Set task: Examine the records and identify each line that includes the string "Make". Copy those lines.
-------------------------
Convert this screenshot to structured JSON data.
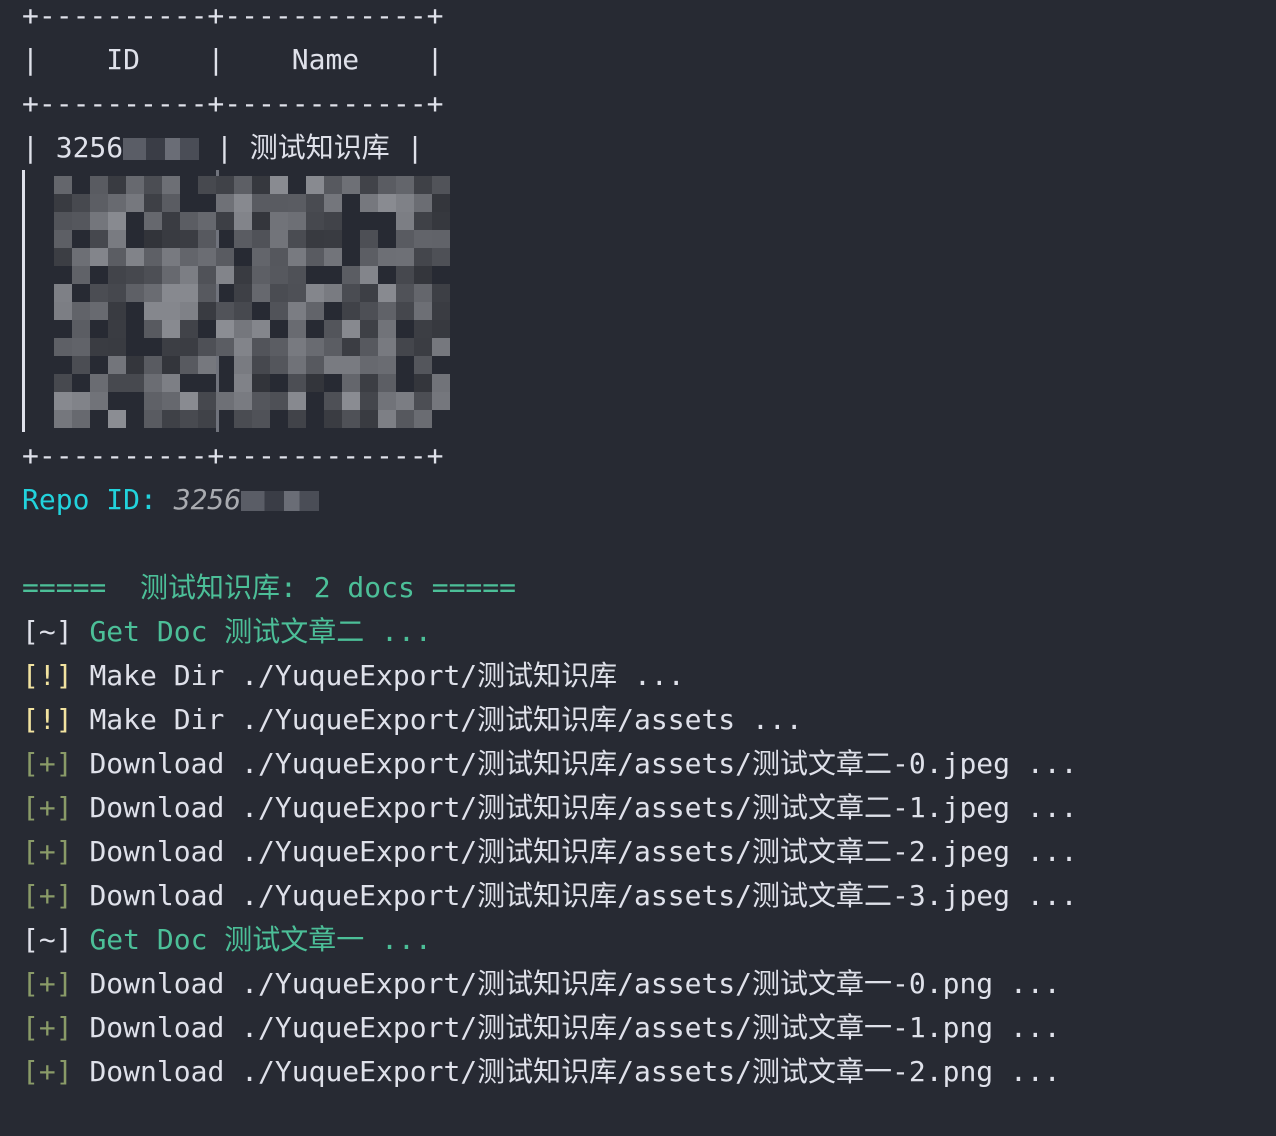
{
  "table": {
    "border": "+----------+------------+",
    "header_cells": [
      "ID",
      "Name"
    ],
    "rows": [
      {
        "id_visible": "3256",
        "name": "测试知识库"
      }
    ]
  },
  "repo": {
    "label": "Repo ID:",
    "value_visible": "3256"
  },
  "summary": "=====  测试知识库: 2 docs =====",
  "log": [
    {
      "tag": "[~]",
      "tag_color": "#dfe1ea",
      "text": "Get Doc 测试文章二 ...",
      "text_color": "#4cbf98"
    },
    {
      "tag": "[!]",
      "tag_color": "#f2e3a0",
      "text": "Make Dir ./YuqueExport/测试知识库 ...",
      "text_color": "#dfe1ea"
    },
    {
      "tag": "[!]",
      "tag_color": "#f2e3a0",
      "text": "Make Dir ./YuqueExport/测试知识库/assets ...",
      "text_color": "#dfe1ea"
    },
    {
      "tag": "[+]",
      "tag_color": "#8a9b68",
      "text": "Download ./YuqueExport/测试知识库/assets/测试文章二-0.jpeg ...",
      "text_color": "#dfe1ea"
    },
    {
      "tag": "[+]",
      "tag_color": "#8a9b68",
      "text": "Download ./YuqueExport/测试知识库/assets/测试文章二-1.jpeg ...",
      "text_color": "#dfe1ea"
    },
    {
      "tag": "[+]",
      "tag_color": "#8a9b68",
      "text": "Download ./YuqueExport/测试知识库/assets/测试文章二-2.jpeg ...",
      "text_color": "#dfe1ea"
    },
    {
      "tag": "[+]",
      "tag_color": "#8a9b68",
      "text": "Download ./YuqueExport/测试知识库/assets/测试文章二-3.jpeg ...",
      "text_color": "#dfe1ea"
    },
    {
      "tag": "[~]",
      "tag_color": "#dfe1ea",
      "text": "Get Doc 测试文章一 ...",
      "text_color": "#4cbf98"
    },
    {
      "tag": "[+]",
      "tag_color": "#8a9b68",
      "text": "Download ./YuqueExport/测试知识库/assets/测试文章一-0.png ...",
      "text_color": "#dfe1ea"
    },
    {
      "tag": "[+]",
      "tag_color": "#8a9b68",
      "text": "Download ./YuqueExport/测试知识库/assets/测试文章一-1.png ...",
      "text_color": "#dfe1ea"
    },
    {
      "tag": "[+]",
      "tag_color": "#8a9b68",
      "text": "Download ./YuqueExport/测试知识库/assets/测试文章一-2.png ...",
      "text_color": "#dfe1ea"
    }
  ],
  "colors": {
    "background": "#272a33",
    "cyan": "#22d3dc",
    "teal": "#4cbf98",
    "yellow": "#f2e3a0",
    "olive": "#8a9b68"
  }
}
-------------------------
Output:
      "text": "Make Dir ./YuqueExport/测试知识库 ...",
      "text": "Make Dir ./YuqueExport/测试知识库/assets ...",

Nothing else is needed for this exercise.